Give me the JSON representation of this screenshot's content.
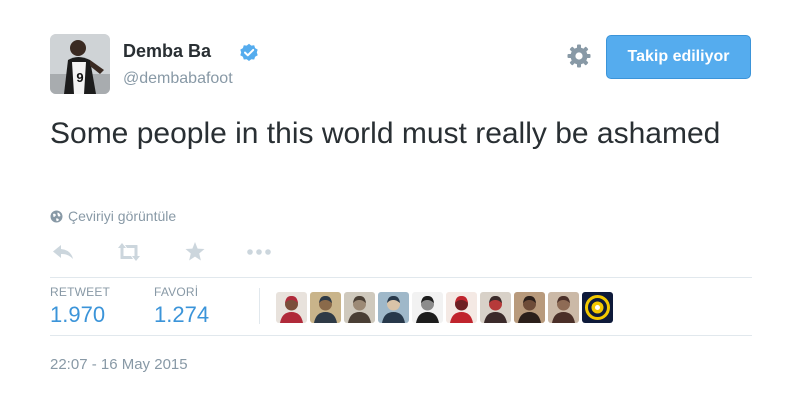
{
  "user": {
    "name": "Demba Ba",
    "handle": "@dembabafoot",
    "verified": true,
    "avatar_jersey_number": "9"
  },
  "follow_button": {
    "label": "Takip ediliyor"
  },
  "tweet": {
    "text": "Some people in this world must really be ashamed",
    "translate_label": "Çeviriyi görüntüle",
    "timestamp": "22:07 - 16 May 2015"
  },
  "actions": [
    {
      "name": "reply-icon"
    },
    {
      "name": "retweet-icon"
    },
    {
      "name": "favorite-star-icon"
    },
    {
      "name": "more-options-icon"
    }
  ],
  "stats": {
    "retweet_label": "RETWEET",
    "retweet_count": "1.970",
    "favorite_label": "FAVORİ",
    "favorite_count": "1.274"
  },
  "favoriters": [
    {
      "name": "favoriter-avatar-1",
      "colors": [
        "#e8e2dc",
        "#b02a3a",
        "#7a4e3a"
      ]
    },
    {
      "name": "favoriter-avatar-2",
      "colors": [
        "#c9b48a",
        "#2e3a46",
        "#8a6a4a"
      ]
    },
    {
      "name": "favoriter-avatar-3",
      "colors": [
        "#cfc9bd",
        "#4a3f35",
        "#9c8a76"
      ]
    },
    {
      "name": "favoriter-avatar-4",
      "colors": [
        "#9fb8c9",
        "#27384a",
        "#d9c3a8"
      ]
    },
    {
      "name": "favoriter-avatar-5",
      "colors": [
        "#f2f2f2",
        "#1d1d1d",
        "#8c8c8c"
      ]
    },
    {
      "name": "favoriter-avatar-6",
      "colors": [
        "#f4e9e4",
        "#c0242d",
        "#6d1f22"
      ]
    },
    {
      "name": "favoriter-avatar-7",
      "colors": [
        "#d8d1c8",
        "#3b2a2a",
        "#b63a3a"
      ]
    },
    {
      "name": "favoriter-avatar-8",
      "colors": [
        "#b89a7c",
        "#2b1f1a",
        "#6e4c38"
      ]
    },
    {
      "name": "favoriter-avatar-9",
      "colors": [
        "#cbb9a7",
        "#4a2f28",
        "#8e6b55"
      ]
    },
    {
      "name": "favoriter-avatar-10",
      "colors": [
        "#0e1a3a",
        "#f2c800",
        "#ffffff"
      ]
    }
  ],
  "colors": {
    "accent": "#55acee",
    "stat_value": "#3b94d9",
    "muted_text": "#8899a6",
    "main_text": "#292f33"
  }
}
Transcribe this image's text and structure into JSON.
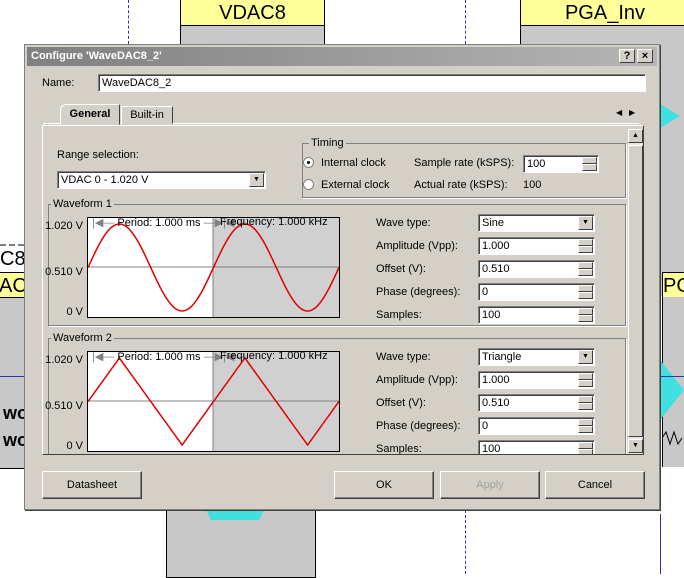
{
  "background": {
    "vdac_label": "VDAC8",
    "pga_label": "PGA_Inv",
    "left_partial_1": "C8",
    "left_partial_2": "AC",
    "left_partial_3": "wo",
    "left_partial_4": "wo",
    "right_partial": "PG"
  },
  "dialog": {
    "title": "Configure 'WaveDAC8_2'",
    "help_label": "?",
    "close_label": "×",
    "name_label": "Name:",
    "name_value": "WaveDAC8_2",
    "tabs": [
      "General",
      "Built-in"
    ],
    "active_tab": "General",
    "tab_scroll_left": "◀",
    "tab_scroll_right": "▶"
  },
  "general": {
    "range_label": "Range selection:",
    "range_value": "VDAC 0 - 1.020 V",
    "timing": {
      "title": "Timing",
      "internal_label": "Internal clock",
      "external_label": "External clock",
      "selected": "Internal clock",
      "sample_rate_label": "Sample rate (kSPS):",
      "sample_rate_value": "100",
      "actual_rate_label": "Actual rate (kSPS):",
      "actual_rate_value": "100"
    },
    "waveforms": [
      {
        "title": "Waveform 1",
        "period": "Period: 1.000 ms",
        "frequency": "Frequency: 1.000 kHz",
        "y_top": "1.020 V",
        "y_mid": "0.510 V",
        "y_bottom": "0 V",
        "wave_type_label": "Wave type:",
        "wave_type": "Sine",
        "amplitude_label": "Amplitude (Vpp):",
        "amplitude": "1.000",
        "offset_label": "Offset (V):",
        "offset": "0.510",
        "phase_label": "Phase (degrees):",
        "phase": "0",
        "samples_label": "Samples:",
        "samples": "100"
      },
      {
        "title": "Waveform 2",
        "period": "Period: 1.000 ms",
        "frequency": "Frequency: 1.000 kHz",
        "y_top": "1.020 V",
        "y_mid": "0.510 V",
        "y_bottom": "0 V",
        "wave_type_label": "Wave type:",
        "wave_type": "Triangle",
        "amplitude_label": "Amplitude (Vpp):",
        "amplitude": "1.000",
        "offset_label": "Offset (V):",
        "offset": "0.510",
        "phase_label": "Phase (degrees):",
        "phase": "0",
        "samples_label": "Samples:",
        "samples": "100"
      }
    ]
  },
  "buttons": {
    "datasheet": "Datasheet",
    "ok": "OK",
    "apply": "Apply",
    "cancel": "Cancel"
  },
  "colors": {
    "wave": "#e00000",
    "accent_cyan": "#40e0e0",
    "block_yellow": "#ffff99"
  }
}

################

> [TASK INSTRUCTIONS] Make an exact copy of the whole listing, but don't bring over any pictures.

> [FULL RESPONSE]
Give me the JSON representation of this screenshot's content.
{
  "user": {
    "name": "Demba Ba",
    "handle": "@dembabafoot",
    "verified": true,
    "avatar_jersey_number": "9"
  },
  "follow_button": {
    "label": "Takip ediliyor"
  },
  "tweet": {
    "text": "Some people in this world must really be ashamed",
    "translate_label": "Çeviriyi görüntüle",
    "timestamp": "22:07 - 16 May 2015"
  },
  "actions": [
    {
      "name": "reply-icon"
    },
    {
      "name": "retweet-icon"
    },
    {
      "name": "favorite-star-icon"
    },
    {
      "name": "more-options-icon"
    }
  ],
  "stats": {
    "retweet_label": "RETWEET",
    "retweet_count": "1.970",
    "favorite_label": "FAVORİ",
    "favorite_count": "1.274"
  },
  "favoriters": [
    {
      "name": "favoriter-avatar-1",
      "colors": [
        "#e8e2dc",
        "#b02a3a",
        "#7a4e3a"
      ]
    },
    {
      "name": "favoriter-avatar-2",
      "colors": [
        "#c9b48a",
        "#2e3a46",
        "#8a6a4a"
      ]
    },
    {
      "name": "favoriter-avatar-3",
      "colors": [
        "#cfc9bd",
        "#4a3f35",
        "#9c8a76"
      ]
    },
    {
      "name": "favoriter-avatar-4",
      "colors": [
        "#9fb8c9",
        "#27384a",
        "#d9c3a8"
      ]
    },
    {
      "name": "favoriter-avatar-5",
      "colors": [
        "#f2f2f2",
        "#1d1d1d",
        "#8c8c8c"
      ]
    },
    {
      "name": "favoriter-avatar-6",
      "colors": [
        "#f4e9e4",
        "#c0242d",
        "#6d1f22"
      ]
    },
    {
      "name": "favoriter-avatar-7",
      "colors": [
        "#d8d1c8",
        "#3b2a2a",
        "#b63a3a"
      ]
    },
    {
      "name": "favoriter-avatar-8",
      "colors": [
        "#b89a7c",
        "#2b1f1a",
        "#6e4c38"
      ]
    },
    {
      "name": "favoriter-avatar-9",
      "colors": [
        "#cbb9a7",
        "#4a2f28",
        "#8e6b55"
      ]
    },
    {
      "name": "favoriter-avatar-10",
      "colors": [
        "#0e1a3a",
        "#f2c800",
        "#ffffff"
      ]
    }
  ],
  "colors": {
    "accent": "#55acee",
    "stat_value": "#3b94d9",
    "muted_text": "#8899a6",
    "main_text": "#292f33"
  }
}
Transcribe this image's text and structure into JSON.
{
  "background": {
    "vdac_label": "VDAC8",
    "pga_label": "PGA_Inv",
    "left_partial_1": "C8",
    "left_partial_2": "AC",
    "left_partial_3": "wo",
    "left_partial_4": "wo",
    "right_partial": "PG"
  },
  "dialog": {
    "title": "Configure 'WaveDAC8_2'",
    "help_label": "?",
    "close_label": "×",
    "name_label": "Name:",
    "name_value": "WaveDAC8_2",
    "tabs": [
      "General",
      "Built-in"
    ],
    "active_tab": "General",
    "tab_scroll_left": "◀",
    "tab_scroll_right": "▶"
  },
  "general": {
    "range_label": "Range selection:",
    "range_value": "VDAC 0 - 1.020 V",
    "timing": {
      "title": "Timing",
      "internal_label": "Internal clock",
      "external_label": "External clock",
      "selected": "Internal clock",
      "sample_rate_label": "Sample rate (kSPS):",
      "sample_rate_value": "100",
      "actual_rate_label": "Actual rate (kSPS):",
      "actual_rate_value": "100"
    },
    "waveforms": [
      {
        "title": "Waveform 1",
        "period": "Period: 1.000 ms",
        "frequency": "Frequency: 1.000 kHz",
        "y_top": "1.020 V",
        "y_mid": "0.510 V",
        "y_bottom": "0 V",
        "wave_type_label": "Wave type:",
        "wave_type": "Sine",
        "amplitude_label": "Amplitude (Vpp):",
        "amplitude": "1.000",
        "offset_label": "Offset (V):",
        "offset": "0.510",
        "phase_label": "Phase (degrees):",
        "phase": "0",
        "samples_label": "Samples:",
        "samples": "100"
      },
      {
        "title": "Waveform 2",
        "period": "Period: 1.000 ms",
        "frequency": "Frequency: 1.000 kHz",
        "y_top": "1.020 V",
        "y_mid": "0.510 V",
        "y_bottom": "0 V",
        "wave_type_label": "Wave type:",
        "wave_type": "Triangle",
        "amplitude_label": "Amplitude (Vpp):",
        "amplitude": "1.000",
        "offset_label": "Offset (V):",
        "offset": "0.510",
        "phase_label": "Phase (degrees):",
        "phase": "0",
        "samples_label": "Samples:",
        "samples": "100"
      }
    ]
  },
  "buttons": {
    "datasheet": "Datasheet",
    "ok": "OK",
    "apply": "Apply",
    "cancel": "Cancel"
  },
  "colors": {
    "wave": "#e00000",
    "accent_cyan": "#40e0e0",
    "block_yellow": "#ffff99"
  }
}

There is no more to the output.